* WHAT YOU NEED TO DO *
Which lines in the data below contain the string "logo"? Identify and copy every one of them.

* DATA RECORDS *
>> START
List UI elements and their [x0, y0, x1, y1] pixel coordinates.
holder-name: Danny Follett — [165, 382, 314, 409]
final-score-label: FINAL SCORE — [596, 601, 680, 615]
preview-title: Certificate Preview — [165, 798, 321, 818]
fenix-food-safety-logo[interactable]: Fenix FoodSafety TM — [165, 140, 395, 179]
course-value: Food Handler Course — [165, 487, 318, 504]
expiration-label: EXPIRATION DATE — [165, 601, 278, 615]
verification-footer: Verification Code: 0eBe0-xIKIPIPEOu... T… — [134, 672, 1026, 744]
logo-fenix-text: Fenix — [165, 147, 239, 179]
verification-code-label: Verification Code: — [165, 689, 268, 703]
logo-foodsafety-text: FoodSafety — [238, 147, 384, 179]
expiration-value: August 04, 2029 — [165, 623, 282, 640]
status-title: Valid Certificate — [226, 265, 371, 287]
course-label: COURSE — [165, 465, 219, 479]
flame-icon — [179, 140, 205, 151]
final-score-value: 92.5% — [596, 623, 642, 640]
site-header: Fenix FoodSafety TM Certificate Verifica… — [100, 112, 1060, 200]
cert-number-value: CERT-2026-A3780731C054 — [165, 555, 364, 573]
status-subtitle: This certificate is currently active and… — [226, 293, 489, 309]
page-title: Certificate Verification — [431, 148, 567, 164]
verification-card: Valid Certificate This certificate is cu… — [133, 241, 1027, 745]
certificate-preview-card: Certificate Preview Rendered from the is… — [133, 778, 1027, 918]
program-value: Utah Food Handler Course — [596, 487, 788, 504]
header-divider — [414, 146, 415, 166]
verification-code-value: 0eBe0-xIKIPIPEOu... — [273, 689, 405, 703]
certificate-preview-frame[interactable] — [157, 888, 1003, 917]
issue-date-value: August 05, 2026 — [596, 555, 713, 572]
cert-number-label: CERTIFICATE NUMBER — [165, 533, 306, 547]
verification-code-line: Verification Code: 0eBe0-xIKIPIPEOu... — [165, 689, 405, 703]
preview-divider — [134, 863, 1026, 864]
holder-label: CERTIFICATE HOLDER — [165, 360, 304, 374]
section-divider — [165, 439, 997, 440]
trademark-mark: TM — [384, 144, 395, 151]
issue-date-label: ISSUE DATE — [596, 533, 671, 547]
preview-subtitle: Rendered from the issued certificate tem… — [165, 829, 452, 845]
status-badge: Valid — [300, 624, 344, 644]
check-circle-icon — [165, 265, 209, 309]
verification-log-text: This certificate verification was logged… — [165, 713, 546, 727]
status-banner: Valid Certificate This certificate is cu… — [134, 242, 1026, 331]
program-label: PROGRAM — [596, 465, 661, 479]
>> END
* FINAL ANSWER *
fenix-food-safety-logo[interactable]: Fenix FoodSafety TM — [165, 140, 395, 179]
logo-fenix-text: Fenix — [165, 147, 239, 179]
logo-foodsafety-text: FoodSafety — [238, 147, 384, 179]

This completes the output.